_REQUIREMENT:_
Scan the records below. List lines holding "image".

Dataset entries
____________

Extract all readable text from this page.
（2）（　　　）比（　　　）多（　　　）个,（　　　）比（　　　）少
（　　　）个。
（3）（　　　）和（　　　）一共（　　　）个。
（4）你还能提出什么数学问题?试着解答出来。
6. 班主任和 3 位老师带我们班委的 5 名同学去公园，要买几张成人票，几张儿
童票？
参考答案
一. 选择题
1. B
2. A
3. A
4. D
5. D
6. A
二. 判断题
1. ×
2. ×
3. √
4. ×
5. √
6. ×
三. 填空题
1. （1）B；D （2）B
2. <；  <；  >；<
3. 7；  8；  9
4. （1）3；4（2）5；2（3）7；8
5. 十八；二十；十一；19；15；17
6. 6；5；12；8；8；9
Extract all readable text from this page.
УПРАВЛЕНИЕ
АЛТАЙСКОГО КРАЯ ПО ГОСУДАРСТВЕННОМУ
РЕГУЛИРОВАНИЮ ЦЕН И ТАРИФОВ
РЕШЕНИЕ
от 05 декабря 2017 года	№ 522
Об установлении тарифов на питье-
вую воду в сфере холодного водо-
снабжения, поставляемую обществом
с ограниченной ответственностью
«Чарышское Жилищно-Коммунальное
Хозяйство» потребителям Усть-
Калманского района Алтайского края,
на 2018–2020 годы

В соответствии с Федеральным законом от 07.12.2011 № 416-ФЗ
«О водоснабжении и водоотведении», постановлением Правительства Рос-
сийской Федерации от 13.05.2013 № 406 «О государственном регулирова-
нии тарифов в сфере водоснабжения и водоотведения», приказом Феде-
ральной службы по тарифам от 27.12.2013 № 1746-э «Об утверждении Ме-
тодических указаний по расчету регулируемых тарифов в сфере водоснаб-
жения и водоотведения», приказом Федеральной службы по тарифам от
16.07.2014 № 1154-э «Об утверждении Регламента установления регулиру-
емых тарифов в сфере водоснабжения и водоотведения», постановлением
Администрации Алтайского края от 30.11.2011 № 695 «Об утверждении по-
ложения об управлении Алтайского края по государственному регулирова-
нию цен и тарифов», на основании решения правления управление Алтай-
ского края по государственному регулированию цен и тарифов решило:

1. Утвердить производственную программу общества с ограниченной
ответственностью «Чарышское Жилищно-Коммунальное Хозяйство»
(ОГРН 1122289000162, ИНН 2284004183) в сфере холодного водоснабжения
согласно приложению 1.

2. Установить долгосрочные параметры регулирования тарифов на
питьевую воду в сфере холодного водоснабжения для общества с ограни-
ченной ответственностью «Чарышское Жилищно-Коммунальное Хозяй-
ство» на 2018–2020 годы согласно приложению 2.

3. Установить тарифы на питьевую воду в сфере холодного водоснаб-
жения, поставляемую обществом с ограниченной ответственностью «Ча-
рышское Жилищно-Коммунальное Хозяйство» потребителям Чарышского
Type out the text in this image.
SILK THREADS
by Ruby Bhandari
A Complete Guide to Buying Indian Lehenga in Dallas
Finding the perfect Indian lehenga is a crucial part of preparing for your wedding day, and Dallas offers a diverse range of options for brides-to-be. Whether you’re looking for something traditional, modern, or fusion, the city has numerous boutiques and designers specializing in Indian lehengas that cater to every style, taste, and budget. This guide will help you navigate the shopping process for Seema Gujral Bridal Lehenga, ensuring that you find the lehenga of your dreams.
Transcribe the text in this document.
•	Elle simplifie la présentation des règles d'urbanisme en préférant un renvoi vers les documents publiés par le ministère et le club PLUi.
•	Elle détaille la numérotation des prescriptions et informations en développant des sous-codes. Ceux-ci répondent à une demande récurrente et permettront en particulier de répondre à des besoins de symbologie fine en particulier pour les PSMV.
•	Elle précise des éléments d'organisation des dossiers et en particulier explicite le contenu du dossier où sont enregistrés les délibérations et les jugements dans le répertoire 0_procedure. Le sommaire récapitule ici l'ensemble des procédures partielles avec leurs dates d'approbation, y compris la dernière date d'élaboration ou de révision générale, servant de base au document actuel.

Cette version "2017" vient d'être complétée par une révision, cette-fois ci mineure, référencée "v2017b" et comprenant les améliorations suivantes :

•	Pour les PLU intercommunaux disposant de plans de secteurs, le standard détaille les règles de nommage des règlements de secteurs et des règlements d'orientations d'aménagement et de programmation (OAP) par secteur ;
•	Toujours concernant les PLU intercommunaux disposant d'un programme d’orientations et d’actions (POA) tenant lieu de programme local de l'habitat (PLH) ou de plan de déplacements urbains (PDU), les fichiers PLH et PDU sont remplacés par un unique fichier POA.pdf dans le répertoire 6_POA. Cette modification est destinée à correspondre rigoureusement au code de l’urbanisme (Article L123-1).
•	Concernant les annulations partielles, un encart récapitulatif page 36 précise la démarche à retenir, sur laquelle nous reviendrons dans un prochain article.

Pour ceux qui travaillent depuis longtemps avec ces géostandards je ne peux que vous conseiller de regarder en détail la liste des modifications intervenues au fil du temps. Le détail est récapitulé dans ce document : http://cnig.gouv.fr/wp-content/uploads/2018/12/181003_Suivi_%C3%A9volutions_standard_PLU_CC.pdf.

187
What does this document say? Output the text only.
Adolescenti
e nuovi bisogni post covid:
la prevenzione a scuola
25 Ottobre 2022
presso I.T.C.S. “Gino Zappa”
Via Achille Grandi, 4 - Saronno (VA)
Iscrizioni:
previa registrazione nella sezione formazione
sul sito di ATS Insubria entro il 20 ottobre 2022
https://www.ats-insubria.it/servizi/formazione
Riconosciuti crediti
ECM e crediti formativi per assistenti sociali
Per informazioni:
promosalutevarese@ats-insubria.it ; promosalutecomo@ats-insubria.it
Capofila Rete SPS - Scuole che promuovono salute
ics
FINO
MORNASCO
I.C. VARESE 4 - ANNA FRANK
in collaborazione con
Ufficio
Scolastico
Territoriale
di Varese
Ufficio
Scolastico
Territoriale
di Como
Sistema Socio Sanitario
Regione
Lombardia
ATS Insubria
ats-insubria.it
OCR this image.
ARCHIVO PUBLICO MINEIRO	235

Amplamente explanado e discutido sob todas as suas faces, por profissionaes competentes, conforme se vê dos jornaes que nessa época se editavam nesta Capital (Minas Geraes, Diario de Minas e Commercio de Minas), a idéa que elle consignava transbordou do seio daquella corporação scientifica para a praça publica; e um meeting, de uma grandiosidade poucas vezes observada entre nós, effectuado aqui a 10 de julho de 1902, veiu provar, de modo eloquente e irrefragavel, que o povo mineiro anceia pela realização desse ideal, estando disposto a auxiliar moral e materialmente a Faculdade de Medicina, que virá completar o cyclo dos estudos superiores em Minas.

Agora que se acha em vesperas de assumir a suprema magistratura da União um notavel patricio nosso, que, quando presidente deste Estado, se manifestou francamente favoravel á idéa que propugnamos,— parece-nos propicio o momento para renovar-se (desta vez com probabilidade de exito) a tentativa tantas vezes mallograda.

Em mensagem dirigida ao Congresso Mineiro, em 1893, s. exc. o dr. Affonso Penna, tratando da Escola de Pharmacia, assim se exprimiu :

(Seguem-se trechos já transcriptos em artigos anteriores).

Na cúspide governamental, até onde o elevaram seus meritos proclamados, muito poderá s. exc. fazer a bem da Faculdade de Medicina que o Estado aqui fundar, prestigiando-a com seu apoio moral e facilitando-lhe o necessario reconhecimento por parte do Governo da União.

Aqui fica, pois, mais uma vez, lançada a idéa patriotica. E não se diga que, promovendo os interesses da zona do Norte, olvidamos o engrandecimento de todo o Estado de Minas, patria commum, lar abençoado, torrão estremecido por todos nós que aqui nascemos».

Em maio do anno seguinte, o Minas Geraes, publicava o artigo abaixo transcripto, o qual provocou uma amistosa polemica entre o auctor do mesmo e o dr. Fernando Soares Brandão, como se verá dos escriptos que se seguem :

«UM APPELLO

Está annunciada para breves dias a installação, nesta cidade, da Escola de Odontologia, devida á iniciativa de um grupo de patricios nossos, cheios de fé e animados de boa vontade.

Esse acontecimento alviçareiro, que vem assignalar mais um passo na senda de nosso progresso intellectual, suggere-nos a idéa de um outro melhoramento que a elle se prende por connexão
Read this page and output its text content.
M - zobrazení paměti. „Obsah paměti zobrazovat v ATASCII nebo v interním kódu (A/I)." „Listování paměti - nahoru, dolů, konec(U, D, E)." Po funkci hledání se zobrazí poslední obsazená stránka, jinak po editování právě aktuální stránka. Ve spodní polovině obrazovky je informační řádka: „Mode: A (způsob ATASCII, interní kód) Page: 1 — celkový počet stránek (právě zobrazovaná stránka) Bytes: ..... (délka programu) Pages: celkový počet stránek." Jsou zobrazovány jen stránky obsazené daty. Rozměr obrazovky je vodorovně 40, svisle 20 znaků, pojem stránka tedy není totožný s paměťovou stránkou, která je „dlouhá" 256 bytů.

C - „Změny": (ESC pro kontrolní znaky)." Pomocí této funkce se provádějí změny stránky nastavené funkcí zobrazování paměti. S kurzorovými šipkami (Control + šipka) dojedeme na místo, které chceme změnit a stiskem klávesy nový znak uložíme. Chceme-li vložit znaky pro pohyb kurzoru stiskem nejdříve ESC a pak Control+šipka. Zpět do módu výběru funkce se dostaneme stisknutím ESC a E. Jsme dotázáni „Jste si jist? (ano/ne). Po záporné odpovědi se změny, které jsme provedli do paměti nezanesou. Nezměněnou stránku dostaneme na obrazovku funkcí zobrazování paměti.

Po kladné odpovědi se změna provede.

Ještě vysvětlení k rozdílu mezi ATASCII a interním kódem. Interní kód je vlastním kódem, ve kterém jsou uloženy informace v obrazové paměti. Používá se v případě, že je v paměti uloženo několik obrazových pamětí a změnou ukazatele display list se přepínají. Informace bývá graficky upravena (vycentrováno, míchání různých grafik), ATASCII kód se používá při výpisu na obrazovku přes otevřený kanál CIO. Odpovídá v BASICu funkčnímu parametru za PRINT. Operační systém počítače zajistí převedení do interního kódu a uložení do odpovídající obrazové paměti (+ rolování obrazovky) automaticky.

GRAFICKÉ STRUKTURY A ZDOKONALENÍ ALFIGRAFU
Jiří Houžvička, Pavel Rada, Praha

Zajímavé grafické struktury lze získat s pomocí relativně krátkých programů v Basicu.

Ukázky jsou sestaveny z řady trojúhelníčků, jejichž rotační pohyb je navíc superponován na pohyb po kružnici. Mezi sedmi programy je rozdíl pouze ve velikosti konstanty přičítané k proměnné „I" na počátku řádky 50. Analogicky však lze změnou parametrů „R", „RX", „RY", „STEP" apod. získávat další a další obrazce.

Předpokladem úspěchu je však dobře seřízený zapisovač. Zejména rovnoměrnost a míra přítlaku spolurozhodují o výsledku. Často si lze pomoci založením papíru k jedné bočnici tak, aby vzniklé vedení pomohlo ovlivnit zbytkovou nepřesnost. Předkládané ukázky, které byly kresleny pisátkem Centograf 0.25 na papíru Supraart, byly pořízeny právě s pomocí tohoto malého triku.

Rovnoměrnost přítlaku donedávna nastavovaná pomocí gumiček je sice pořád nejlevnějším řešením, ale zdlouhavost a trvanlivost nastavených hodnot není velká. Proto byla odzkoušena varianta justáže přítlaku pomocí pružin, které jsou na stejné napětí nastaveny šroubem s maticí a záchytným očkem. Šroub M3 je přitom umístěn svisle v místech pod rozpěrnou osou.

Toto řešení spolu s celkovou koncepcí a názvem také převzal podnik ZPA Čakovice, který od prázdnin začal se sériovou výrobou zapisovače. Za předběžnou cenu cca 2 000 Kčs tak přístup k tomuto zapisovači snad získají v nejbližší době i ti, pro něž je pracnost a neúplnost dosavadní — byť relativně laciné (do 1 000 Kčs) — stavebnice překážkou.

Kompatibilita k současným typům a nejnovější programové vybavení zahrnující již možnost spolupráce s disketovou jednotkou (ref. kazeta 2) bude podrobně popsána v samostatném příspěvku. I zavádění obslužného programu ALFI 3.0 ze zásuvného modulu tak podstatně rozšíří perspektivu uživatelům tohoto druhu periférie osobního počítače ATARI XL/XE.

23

____________

_RESPONSE FOR THIS EXERCISE:_
Type out the text in this image.
OCR this image.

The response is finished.